• _Objective_
Every entry should be repeated exactly. Omit the pictures.

• _Provided data_
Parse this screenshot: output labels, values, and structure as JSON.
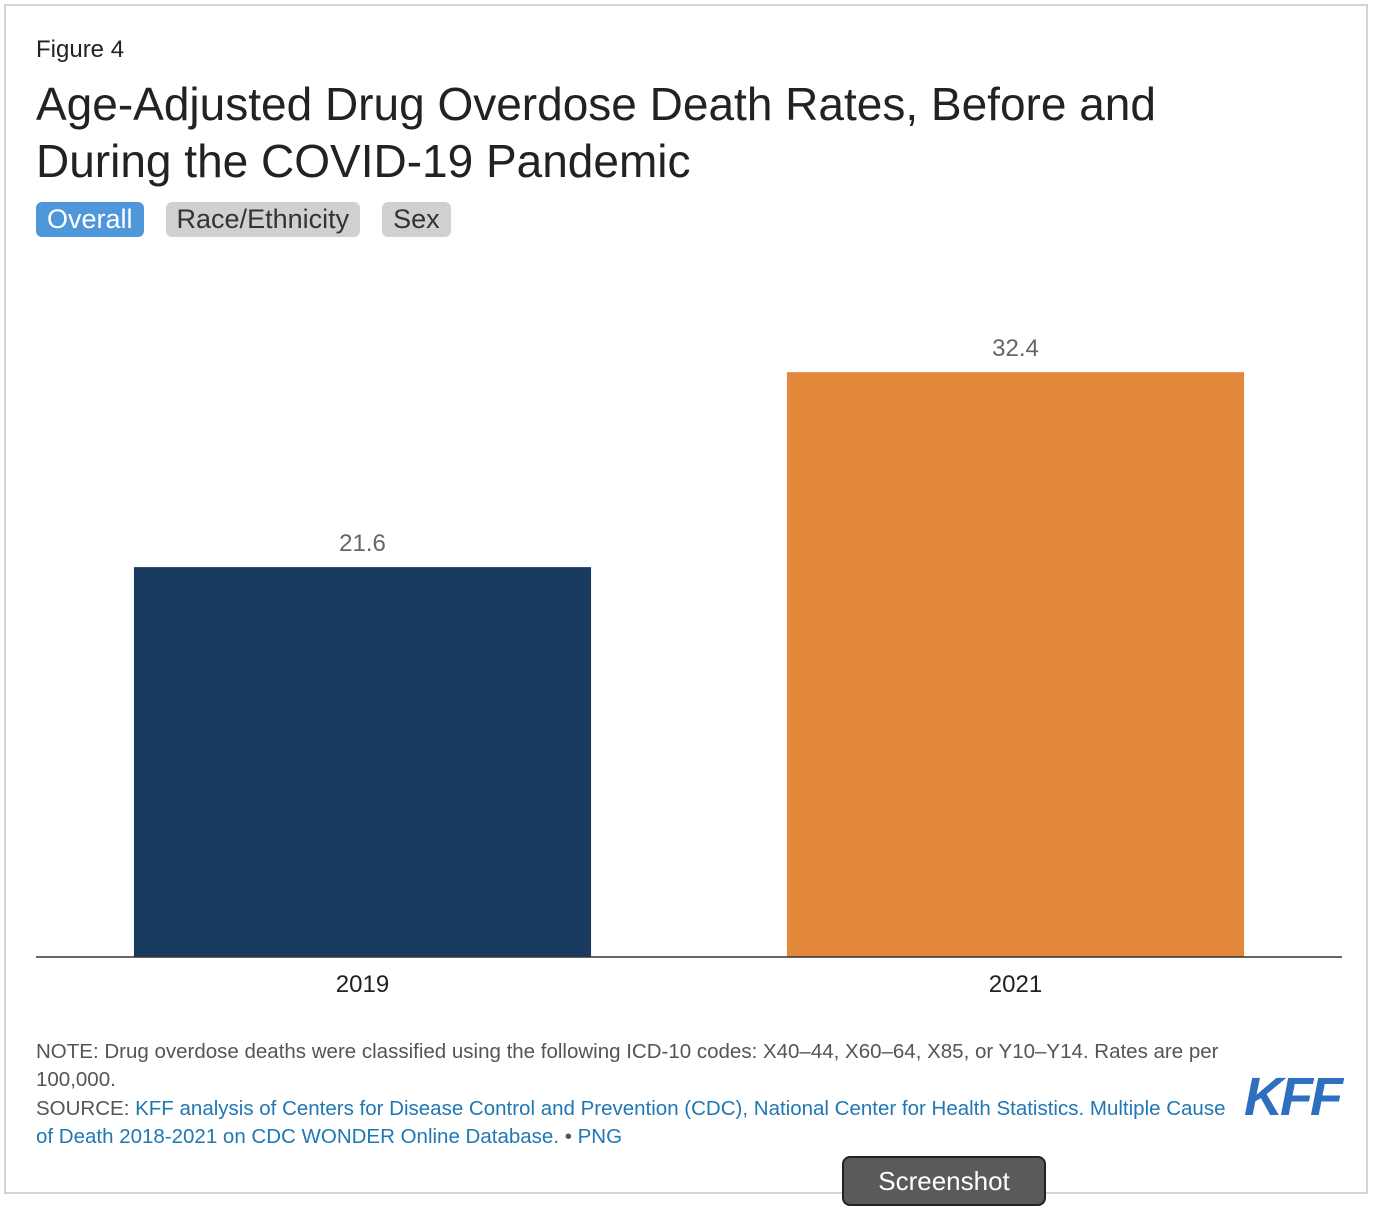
{
  "figure_label": "Figure 4",
  "title": "Age-Adjusted Drug Overdose Death Rates, Before and During the COVID-19 Pandemic",
  "tabs": [
    {
      "label": "Overall",
      "active": true
    },
    {
      "label": "Race/Ethnicity",
      "active": false
    },
    {
      "label": "Sex",
      "active": false
    }
  ],
  "chart_data": {
    "type": "bar",
    "categories": [
      "2019",
      "2021"
    ],
    "values": [
      21.6,
      32.4
    ],
    "value_labels": [
      "21.6",
      "32.4"
    ],
    "colors": [
      "#173a5e",
      "#e3883b"
    ],
    "ylim": [
      0,
      40
    ],
    "title": "",
    "xlabel": "",
    "ylabel": "",
    "grid": false
  },
  "note": "NOTE: Drug overdose deaths were classified using the following ICD-10 codes: X40–44, X60–64, X85, or Y10–Y14. Rates are per 100,000.",
  "source": {
    "prefix": "SOURCE: ",
    "link_text": "KFF analysis of Centers for Disease Control and Prevention (CDC), National Center for Health Statistics. Multiple Cause of Death 2018-2021 on CDC WONDER Online Database.",
    "separator": " • ",
    "png_link": "PNG"
  },
  "logo_text": "KFF",
  "screenshot_button": "Screenshot",
  "colors": {
    "accent": "#4e97da",
    "link": "#1f77b4",
    "logo": "#2e6fc0"
  }
}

• _Result below_
Parse this screenshot: output labels, values, and structure as JSON.
{
  "figure_label": "Figure 4",
  "title": "Age-Adjusted Drug Overdose Death Rates, Before and During the COVID-19 Pandemic",
  "tabs": [
    {
      "label": "Overall",
      "active": true
    },
    {
      "label": "Race/Ethnicity",
      "active": false
    },
    {
      "label": "Sex",
      "active": false
    }
  ],
  "chart_data": {
    "type": "bar",
    "categories": [
      "2019",
      "2021"
    ],
    "values": [
      21.6,
      32.4
    ],
    "value_labels": [
      "21.6",
      "32.4"
    ],
    "colors": [
      "#173a5e",
      "#e3883b"
    ],
    "ylim": [
      0,
      40
    ],
    "title": "",
    "xlabel": "",
    "ylabel": "",
    "grid": false
  },
  "note": "NOTE: Drug overdose deaths were classified using the following ICD-10 codes: X40–44, X60–64, X85, or Y10–Y14. Rates are per 100,000.",
  "source": {
    "prefix": "SOURCE: ",
    "link_text": "KFF analysis of Centers for Disease Control and Prevention (CDC), National Center for Health Statistics. Multiple Cause of Death 2018-2021 on CDC WONDER Online Database.",
    "separator": " • ",
    "png_link": "PNG"
  },
  "logo_text": "KFF",
  "screenshot_button": "Screenshot",
  "colors": {
    "accent": "#4e97da",
    "link": "#1f77b4",
    "logo": "#2e6fc0"
  }
}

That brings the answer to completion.